— EXERCISE INSTRUCTIONS —
Count the lines in the records below that contain the string "logo", and give only the number.

Records in a dataset:

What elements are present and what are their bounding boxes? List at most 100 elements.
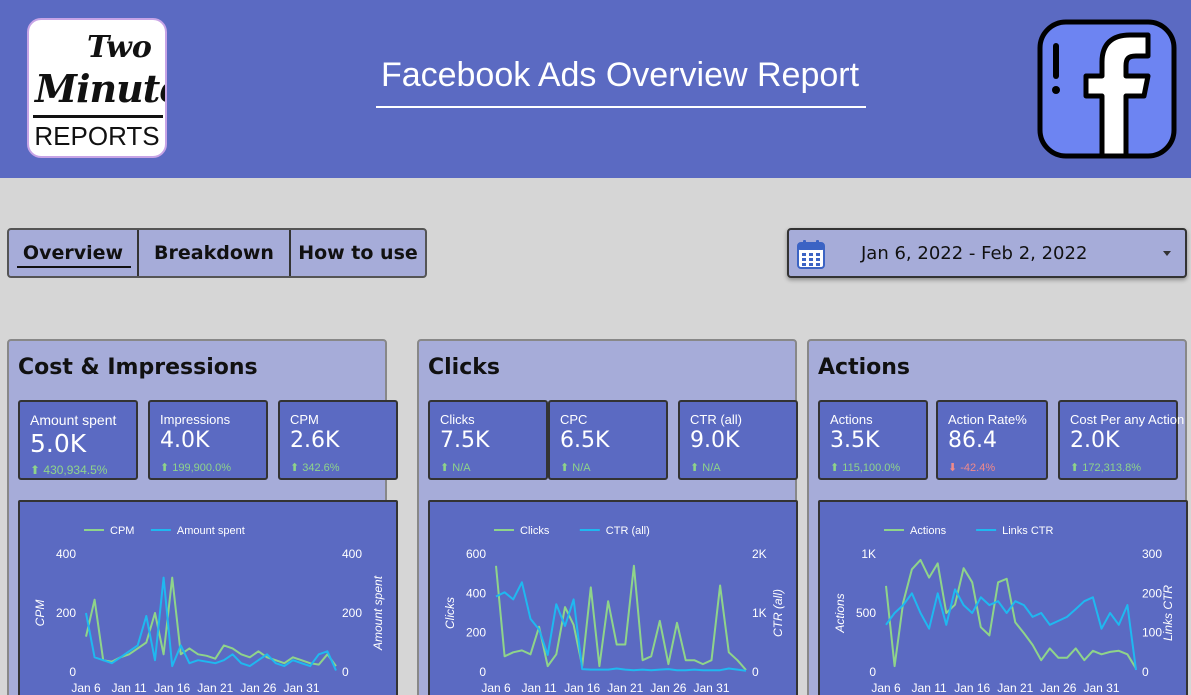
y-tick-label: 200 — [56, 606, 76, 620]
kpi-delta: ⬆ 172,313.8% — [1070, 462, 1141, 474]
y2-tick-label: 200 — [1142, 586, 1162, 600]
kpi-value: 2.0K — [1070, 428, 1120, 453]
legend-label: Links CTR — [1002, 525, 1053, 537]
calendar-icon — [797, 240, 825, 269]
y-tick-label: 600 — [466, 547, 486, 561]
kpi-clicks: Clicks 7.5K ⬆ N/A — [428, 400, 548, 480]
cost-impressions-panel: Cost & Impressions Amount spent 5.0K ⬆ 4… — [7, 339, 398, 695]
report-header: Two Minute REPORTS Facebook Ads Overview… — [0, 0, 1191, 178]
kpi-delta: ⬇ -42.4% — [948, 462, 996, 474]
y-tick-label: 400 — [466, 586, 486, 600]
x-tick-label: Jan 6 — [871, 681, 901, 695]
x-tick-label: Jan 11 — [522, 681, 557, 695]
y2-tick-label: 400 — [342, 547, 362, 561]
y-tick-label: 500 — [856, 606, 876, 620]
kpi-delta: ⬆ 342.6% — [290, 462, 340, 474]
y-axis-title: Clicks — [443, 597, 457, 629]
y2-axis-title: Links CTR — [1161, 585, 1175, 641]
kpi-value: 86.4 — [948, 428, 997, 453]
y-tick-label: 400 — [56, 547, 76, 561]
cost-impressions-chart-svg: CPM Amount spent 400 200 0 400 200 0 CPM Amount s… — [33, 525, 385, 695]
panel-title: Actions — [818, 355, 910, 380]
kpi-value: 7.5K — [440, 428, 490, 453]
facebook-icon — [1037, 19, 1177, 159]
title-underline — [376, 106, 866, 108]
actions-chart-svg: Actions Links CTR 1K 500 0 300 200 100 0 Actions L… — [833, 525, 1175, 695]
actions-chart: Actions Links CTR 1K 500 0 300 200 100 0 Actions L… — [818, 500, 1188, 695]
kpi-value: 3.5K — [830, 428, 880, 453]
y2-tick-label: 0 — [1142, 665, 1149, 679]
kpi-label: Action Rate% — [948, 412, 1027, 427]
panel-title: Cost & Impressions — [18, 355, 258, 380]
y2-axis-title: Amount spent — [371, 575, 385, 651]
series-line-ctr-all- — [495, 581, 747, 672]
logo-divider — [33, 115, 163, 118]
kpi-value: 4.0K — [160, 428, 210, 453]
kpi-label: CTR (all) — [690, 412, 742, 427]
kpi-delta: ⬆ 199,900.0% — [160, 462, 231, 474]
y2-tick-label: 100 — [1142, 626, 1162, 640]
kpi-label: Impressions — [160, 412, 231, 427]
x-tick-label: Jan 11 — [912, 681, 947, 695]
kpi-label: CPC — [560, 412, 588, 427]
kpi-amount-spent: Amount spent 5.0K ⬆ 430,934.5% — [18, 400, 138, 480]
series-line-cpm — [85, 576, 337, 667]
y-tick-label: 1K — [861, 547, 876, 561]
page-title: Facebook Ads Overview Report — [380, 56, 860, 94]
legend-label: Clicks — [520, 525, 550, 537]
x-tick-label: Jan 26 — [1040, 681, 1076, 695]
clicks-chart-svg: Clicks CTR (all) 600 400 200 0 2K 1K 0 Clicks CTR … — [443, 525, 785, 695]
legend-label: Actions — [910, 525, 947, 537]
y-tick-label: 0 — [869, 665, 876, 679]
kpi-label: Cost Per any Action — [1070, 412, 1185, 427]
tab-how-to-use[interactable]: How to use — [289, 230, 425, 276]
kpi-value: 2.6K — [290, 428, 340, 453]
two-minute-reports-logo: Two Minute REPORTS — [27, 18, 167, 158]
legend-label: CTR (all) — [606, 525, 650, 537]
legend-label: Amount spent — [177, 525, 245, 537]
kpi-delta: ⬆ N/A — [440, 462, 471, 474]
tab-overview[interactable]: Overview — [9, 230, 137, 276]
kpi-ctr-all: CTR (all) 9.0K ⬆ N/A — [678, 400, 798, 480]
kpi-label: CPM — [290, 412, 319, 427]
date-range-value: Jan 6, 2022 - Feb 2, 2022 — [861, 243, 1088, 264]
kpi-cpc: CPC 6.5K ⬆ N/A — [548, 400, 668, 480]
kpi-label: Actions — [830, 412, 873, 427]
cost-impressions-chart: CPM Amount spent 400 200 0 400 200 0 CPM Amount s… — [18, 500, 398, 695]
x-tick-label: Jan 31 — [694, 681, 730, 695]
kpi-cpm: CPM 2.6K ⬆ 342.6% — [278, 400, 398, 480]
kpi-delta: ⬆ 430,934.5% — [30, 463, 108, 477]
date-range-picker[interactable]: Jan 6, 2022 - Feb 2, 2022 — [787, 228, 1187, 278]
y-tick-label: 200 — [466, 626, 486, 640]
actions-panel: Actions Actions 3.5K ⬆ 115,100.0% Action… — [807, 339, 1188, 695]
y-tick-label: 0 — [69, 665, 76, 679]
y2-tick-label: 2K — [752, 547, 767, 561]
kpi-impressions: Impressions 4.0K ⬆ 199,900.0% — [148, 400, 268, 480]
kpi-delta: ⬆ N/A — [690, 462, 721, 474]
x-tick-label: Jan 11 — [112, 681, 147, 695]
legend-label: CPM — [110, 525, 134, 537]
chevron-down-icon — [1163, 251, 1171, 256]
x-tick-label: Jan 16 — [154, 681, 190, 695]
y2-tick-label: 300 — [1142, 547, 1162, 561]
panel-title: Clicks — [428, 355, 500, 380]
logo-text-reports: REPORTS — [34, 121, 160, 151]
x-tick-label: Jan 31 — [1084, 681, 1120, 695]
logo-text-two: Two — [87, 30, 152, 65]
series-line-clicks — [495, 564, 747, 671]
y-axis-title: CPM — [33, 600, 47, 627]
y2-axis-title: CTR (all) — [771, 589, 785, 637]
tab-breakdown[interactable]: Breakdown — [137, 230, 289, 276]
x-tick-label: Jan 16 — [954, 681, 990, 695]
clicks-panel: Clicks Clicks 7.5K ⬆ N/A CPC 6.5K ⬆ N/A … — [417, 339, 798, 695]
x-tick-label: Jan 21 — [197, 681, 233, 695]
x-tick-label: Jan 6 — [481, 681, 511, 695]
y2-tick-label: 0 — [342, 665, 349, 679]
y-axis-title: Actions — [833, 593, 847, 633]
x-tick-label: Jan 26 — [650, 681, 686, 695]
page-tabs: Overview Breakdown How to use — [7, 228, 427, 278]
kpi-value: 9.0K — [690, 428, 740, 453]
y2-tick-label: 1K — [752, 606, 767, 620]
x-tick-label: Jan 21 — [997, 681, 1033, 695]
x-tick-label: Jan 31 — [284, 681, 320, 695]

— OUTPUT BELOW —
4